[Rows from a dataset]
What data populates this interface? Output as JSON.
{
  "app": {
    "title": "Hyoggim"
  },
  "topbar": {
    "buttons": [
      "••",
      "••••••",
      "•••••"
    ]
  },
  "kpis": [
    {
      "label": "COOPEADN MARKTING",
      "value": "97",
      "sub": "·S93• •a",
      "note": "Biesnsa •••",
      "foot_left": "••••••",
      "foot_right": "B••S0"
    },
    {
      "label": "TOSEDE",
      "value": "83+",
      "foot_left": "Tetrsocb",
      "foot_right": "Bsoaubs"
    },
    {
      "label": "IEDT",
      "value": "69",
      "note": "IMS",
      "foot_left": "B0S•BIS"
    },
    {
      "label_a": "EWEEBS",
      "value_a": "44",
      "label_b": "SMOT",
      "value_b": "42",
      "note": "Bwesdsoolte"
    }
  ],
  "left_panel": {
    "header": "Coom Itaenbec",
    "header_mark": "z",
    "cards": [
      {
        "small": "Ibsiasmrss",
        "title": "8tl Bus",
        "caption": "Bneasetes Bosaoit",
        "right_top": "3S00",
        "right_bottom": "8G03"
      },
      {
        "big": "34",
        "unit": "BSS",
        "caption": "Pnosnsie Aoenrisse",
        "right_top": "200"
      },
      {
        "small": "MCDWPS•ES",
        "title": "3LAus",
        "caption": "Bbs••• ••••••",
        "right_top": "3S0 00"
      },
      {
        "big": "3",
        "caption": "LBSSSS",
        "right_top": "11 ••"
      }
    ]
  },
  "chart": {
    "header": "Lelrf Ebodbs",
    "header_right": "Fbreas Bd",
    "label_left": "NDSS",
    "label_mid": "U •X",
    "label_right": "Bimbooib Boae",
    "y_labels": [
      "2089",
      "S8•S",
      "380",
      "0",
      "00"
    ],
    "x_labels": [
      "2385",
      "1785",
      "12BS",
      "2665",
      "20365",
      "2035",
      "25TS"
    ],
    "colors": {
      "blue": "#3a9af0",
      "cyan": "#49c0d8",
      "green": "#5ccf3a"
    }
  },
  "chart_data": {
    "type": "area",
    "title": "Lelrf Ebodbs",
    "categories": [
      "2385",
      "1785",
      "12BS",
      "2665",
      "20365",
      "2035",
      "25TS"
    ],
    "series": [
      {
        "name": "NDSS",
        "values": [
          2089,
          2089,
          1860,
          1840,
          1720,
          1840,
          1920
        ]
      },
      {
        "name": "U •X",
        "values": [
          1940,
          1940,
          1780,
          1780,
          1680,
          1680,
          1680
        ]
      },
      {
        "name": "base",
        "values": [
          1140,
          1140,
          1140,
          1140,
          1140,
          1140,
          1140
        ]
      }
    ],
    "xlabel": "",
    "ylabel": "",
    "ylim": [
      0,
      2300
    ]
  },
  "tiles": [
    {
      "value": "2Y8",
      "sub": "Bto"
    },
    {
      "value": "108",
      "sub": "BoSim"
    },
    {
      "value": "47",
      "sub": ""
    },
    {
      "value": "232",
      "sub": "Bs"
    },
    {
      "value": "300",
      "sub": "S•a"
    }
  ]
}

*Exercise goal*
Copy out the lines that hold "Ebodbs".

*Full output*
    "header": "Lelrf Ebodbs",
    "title": "Lelrf Ebodbs",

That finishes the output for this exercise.